GIVEN INSTRUCTION: Identify all lines of the data containing the string "beslut" and copy them.

■ ■ ■ ■

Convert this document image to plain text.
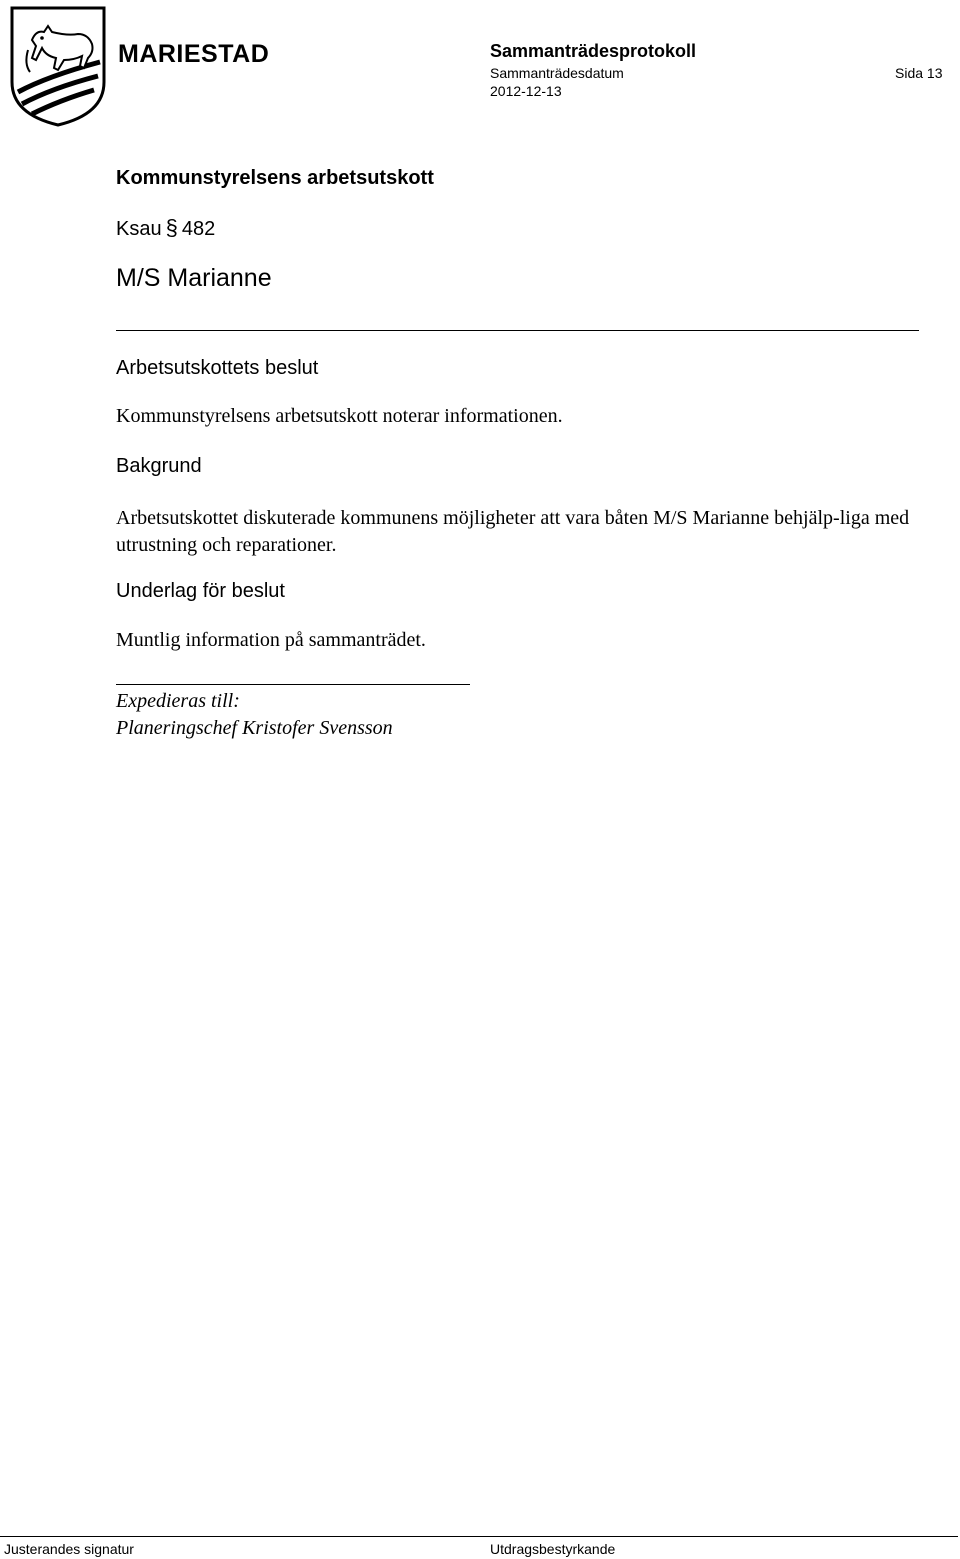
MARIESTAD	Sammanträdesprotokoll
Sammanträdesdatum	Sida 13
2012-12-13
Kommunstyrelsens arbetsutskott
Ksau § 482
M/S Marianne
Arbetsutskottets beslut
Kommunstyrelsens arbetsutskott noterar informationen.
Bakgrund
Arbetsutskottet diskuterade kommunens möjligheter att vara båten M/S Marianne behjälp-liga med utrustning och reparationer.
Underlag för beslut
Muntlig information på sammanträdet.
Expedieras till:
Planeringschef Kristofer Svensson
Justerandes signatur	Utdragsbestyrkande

■ ■ ■ ■

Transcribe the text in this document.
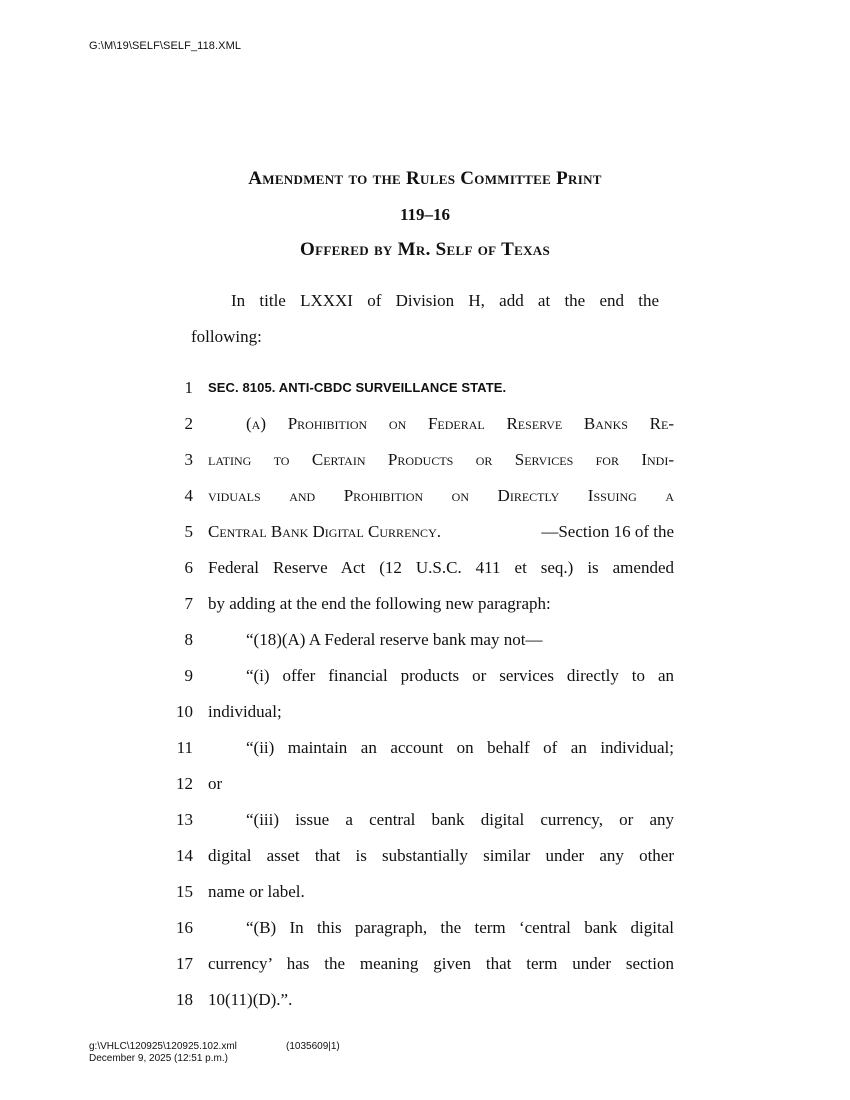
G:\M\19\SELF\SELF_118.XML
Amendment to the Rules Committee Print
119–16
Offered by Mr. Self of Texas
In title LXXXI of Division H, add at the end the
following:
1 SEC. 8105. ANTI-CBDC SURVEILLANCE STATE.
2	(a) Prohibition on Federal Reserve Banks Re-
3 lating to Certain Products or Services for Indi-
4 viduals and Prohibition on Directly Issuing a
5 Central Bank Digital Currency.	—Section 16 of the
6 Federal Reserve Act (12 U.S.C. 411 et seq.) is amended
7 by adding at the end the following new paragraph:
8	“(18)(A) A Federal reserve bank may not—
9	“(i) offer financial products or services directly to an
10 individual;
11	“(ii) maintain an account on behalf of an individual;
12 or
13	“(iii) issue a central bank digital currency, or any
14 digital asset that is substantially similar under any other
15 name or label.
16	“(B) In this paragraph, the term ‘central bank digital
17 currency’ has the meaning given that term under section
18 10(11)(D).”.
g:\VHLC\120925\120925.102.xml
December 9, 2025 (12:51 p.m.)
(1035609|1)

■ ■ ■ ■

RESULT OF THE EXERCISE:
Arbetsutskottets beslut
Underlag för beslut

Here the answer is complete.